■ PROBLEM: In the entries below, find every line with the string "parto" and copy it.

━━━━━ INFORMATION SHOWN

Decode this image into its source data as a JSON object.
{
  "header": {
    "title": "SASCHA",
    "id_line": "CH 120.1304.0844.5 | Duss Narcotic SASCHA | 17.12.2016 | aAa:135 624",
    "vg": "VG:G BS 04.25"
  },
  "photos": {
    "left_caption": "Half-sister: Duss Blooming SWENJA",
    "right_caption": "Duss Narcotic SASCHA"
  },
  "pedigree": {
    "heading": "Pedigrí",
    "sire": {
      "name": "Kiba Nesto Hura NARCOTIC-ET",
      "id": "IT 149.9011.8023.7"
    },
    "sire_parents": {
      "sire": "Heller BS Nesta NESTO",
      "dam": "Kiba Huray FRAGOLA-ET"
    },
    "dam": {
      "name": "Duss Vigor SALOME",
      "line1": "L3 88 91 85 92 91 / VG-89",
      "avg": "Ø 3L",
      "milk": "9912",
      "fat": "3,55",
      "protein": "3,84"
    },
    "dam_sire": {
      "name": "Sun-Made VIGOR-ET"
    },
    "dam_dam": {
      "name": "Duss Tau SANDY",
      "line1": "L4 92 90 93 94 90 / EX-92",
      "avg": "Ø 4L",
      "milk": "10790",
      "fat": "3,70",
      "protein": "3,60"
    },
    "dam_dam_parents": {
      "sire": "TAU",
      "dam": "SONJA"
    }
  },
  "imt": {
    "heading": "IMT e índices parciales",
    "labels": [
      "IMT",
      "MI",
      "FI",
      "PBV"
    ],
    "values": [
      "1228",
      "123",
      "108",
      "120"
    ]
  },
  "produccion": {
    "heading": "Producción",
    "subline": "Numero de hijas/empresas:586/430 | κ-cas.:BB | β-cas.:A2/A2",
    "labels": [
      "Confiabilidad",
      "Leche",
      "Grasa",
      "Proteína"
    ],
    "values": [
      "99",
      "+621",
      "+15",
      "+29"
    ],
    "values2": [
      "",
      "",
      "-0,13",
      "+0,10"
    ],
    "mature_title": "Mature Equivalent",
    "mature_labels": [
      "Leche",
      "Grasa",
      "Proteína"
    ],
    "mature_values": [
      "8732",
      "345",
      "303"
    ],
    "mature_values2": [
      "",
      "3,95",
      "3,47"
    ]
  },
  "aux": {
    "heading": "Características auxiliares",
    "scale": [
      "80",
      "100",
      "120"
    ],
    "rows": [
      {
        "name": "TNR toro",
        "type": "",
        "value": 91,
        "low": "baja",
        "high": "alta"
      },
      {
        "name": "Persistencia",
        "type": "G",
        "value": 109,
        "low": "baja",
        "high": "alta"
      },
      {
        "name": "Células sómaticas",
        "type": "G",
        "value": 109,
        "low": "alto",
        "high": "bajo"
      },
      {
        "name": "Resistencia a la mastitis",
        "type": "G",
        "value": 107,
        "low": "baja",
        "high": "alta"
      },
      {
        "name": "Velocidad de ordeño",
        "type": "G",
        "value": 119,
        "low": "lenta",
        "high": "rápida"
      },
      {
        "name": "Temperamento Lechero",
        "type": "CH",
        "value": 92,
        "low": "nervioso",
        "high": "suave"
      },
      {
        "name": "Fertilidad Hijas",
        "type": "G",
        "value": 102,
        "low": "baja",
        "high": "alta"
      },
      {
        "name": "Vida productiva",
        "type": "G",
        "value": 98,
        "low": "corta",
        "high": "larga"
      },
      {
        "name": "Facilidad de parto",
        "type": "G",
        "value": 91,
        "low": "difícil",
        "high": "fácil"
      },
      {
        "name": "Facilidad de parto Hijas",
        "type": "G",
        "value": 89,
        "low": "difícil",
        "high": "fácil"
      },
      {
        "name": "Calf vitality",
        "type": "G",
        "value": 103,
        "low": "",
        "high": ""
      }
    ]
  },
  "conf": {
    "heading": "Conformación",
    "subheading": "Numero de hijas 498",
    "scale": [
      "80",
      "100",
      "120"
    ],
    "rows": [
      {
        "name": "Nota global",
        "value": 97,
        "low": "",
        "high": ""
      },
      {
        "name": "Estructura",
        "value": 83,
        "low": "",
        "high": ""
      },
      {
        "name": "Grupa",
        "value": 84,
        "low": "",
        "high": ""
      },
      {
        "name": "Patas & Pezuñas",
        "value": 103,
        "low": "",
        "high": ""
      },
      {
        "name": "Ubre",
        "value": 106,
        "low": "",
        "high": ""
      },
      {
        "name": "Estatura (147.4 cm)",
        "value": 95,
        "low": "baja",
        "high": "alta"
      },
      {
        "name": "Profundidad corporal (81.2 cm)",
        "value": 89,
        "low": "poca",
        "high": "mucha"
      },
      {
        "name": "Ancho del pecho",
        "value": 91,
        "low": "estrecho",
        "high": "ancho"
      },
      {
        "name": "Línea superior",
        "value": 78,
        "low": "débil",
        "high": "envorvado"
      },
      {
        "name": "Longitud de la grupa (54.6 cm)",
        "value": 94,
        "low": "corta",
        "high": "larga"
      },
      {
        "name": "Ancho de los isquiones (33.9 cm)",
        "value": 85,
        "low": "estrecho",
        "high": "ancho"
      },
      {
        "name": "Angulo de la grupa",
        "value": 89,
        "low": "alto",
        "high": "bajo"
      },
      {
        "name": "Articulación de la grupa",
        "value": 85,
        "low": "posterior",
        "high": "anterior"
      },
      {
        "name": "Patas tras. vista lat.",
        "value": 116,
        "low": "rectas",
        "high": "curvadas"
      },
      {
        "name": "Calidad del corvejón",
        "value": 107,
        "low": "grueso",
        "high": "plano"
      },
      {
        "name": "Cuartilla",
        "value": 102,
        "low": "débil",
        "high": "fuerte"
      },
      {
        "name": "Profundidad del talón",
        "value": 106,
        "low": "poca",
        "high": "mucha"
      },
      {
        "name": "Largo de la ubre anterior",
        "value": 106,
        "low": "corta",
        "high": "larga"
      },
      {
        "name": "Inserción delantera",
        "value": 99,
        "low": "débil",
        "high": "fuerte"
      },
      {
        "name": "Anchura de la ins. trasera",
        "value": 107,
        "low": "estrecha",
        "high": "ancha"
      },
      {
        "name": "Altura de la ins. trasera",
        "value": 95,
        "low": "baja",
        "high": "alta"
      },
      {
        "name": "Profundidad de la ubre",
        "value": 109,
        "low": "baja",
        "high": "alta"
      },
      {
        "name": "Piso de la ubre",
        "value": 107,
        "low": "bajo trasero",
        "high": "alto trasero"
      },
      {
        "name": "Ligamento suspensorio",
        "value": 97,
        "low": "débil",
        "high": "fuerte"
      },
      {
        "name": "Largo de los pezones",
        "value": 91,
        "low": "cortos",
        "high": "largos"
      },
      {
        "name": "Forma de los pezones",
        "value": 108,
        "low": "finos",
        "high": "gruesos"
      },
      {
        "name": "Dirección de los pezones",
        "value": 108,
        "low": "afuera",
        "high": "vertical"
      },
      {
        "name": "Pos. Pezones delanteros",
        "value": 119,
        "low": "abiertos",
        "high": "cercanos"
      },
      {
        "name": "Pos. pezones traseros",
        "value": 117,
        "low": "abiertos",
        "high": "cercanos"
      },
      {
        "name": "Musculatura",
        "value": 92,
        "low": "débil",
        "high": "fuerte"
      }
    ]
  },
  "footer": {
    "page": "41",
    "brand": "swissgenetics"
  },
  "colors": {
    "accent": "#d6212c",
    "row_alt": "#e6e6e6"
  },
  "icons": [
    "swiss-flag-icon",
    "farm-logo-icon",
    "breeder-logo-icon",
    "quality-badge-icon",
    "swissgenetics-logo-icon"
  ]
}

━━━━━━━━━━
━━━━━ INFORMATION SHOWN

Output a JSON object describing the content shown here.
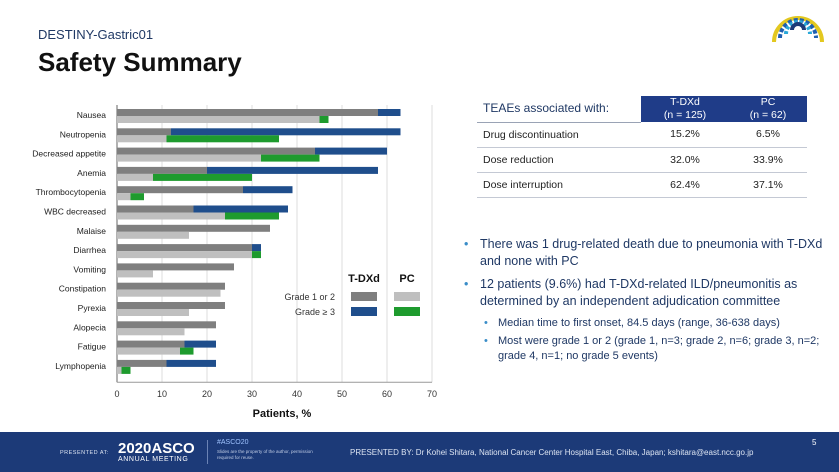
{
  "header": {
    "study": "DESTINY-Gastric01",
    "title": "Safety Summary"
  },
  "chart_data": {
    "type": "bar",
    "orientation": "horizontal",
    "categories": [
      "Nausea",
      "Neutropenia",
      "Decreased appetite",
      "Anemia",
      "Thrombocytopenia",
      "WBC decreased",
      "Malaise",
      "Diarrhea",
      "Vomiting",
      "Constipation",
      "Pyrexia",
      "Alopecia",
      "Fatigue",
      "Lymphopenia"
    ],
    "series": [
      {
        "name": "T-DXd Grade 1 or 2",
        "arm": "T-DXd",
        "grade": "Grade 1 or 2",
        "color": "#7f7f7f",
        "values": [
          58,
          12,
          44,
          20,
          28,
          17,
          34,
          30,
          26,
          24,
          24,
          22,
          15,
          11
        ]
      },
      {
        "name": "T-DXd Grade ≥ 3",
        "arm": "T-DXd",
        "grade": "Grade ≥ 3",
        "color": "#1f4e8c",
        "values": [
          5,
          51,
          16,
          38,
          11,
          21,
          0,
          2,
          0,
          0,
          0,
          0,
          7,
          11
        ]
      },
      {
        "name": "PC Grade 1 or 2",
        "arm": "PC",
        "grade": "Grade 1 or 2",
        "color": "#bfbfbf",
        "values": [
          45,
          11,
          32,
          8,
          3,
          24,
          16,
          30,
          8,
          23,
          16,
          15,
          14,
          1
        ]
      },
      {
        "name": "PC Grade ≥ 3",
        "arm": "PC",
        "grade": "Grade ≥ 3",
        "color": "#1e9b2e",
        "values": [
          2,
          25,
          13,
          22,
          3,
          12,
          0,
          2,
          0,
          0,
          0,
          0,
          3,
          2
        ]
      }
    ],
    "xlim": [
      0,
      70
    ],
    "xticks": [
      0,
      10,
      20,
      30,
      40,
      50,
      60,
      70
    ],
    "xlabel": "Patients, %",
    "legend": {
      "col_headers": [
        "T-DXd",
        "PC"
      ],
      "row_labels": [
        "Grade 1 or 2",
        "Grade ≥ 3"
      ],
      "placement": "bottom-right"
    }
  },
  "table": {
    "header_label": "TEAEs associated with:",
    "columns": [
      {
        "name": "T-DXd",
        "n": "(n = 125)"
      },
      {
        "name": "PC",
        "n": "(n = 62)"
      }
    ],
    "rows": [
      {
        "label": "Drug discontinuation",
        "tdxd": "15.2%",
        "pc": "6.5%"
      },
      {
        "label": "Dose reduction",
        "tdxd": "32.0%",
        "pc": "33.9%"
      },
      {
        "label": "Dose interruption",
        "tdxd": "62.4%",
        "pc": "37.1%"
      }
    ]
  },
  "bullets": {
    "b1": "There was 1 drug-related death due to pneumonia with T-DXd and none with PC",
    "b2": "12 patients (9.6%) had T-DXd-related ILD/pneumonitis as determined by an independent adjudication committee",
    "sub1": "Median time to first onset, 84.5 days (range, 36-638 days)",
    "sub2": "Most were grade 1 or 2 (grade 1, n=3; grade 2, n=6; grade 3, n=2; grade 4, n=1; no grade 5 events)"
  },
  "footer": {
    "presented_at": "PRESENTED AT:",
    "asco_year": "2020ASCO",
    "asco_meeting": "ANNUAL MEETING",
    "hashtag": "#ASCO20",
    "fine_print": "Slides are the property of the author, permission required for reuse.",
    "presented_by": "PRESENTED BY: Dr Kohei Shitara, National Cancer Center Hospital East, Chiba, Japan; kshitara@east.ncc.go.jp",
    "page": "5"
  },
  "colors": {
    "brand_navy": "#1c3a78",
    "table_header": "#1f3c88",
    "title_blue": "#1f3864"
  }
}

━━━━━━━━━━

■ TASK RESULT:
        "name": "Facilidad de parto",
        "name": "Facilidad de parto Hijas",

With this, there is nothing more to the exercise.